#### Data for processing:
******
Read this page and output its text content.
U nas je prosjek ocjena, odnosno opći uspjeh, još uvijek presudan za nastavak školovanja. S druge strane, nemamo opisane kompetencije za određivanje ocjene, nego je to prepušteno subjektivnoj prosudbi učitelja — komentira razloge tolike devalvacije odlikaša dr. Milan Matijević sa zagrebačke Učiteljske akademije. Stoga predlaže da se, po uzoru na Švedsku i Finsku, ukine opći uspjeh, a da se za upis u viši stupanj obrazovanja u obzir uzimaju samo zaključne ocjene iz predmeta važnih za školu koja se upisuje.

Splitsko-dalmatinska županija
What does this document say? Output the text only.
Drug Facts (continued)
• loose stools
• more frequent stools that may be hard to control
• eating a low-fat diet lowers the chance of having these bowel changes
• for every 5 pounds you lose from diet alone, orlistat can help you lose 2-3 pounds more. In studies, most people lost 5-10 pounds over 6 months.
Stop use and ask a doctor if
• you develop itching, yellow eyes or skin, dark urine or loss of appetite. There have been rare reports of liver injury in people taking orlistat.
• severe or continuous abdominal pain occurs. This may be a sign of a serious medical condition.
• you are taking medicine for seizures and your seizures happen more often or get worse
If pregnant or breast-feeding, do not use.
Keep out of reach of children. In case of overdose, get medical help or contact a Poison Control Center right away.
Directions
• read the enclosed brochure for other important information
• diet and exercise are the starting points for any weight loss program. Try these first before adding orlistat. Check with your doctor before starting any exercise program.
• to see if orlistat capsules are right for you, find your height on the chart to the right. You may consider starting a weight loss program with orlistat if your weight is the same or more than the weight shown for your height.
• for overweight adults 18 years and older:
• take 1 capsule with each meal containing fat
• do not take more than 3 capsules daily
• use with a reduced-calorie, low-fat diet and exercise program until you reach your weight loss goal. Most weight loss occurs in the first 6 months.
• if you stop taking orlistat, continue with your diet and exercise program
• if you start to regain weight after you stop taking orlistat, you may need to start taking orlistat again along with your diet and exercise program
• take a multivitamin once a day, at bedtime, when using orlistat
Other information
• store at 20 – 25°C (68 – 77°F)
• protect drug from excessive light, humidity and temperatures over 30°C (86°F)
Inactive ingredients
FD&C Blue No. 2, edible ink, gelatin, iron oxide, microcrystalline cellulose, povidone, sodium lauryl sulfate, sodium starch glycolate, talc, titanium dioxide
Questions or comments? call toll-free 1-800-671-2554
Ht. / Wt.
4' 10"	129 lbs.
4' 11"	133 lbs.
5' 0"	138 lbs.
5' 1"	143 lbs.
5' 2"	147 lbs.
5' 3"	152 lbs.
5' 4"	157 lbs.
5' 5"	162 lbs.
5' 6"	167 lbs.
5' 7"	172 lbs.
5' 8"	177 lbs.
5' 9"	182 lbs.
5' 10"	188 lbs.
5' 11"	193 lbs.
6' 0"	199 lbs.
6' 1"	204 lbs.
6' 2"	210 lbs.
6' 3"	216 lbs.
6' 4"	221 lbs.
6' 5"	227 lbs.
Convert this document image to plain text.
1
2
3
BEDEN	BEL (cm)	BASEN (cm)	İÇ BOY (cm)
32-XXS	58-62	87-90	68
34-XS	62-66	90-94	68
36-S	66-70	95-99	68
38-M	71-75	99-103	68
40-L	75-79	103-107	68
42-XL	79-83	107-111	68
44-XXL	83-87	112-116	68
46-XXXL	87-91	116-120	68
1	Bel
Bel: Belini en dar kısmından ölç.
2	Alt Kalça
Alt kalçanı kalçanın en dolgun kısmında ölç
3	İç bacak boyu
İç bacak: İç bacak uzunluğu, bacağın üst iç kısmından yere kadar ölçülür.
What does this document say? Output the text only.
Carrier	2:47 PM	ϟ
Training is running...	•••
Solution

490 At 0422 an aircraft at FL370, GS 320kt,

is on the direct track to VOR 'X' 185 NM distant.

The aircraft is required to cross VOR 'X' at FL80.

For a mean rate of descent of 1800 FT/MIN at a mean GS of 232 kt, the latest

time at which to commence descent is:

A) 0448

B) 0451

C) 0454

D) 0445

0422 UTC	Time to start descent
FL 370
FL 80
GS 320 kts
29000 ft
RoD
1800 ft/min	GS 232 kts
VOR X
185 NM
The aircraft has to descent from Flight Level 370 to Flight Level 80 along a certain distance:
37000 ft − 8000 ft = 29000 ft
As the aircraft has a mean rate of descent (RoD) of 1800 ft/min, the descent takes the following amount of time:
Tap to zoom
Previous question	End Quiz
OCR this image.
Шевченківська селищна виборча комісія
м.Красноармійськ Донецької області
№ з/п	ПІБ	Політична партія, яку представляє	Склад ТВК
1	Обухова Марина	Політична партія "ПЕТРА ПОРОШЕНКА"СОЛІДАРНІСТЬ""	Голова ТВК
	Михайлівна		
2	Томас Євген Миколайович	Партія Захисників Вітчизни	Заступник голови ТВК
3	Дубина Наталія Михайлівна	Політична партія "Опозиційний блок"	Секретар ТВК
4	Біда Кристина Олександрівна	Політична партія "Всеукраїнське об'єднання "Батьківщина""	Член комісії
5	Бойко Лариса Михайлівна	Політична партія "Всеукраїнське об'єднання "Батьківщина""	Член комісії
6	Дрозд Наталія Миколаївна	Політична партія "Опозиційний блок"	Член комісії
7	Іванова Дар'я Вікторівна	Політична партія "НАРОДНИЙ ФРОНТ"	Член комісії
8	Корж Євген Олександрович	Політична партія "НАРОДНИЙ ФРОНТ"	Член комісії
******
Scan the material above for the string "stools" and report each line where you find it.

• loose stools
• more frequent stools that may be hard to control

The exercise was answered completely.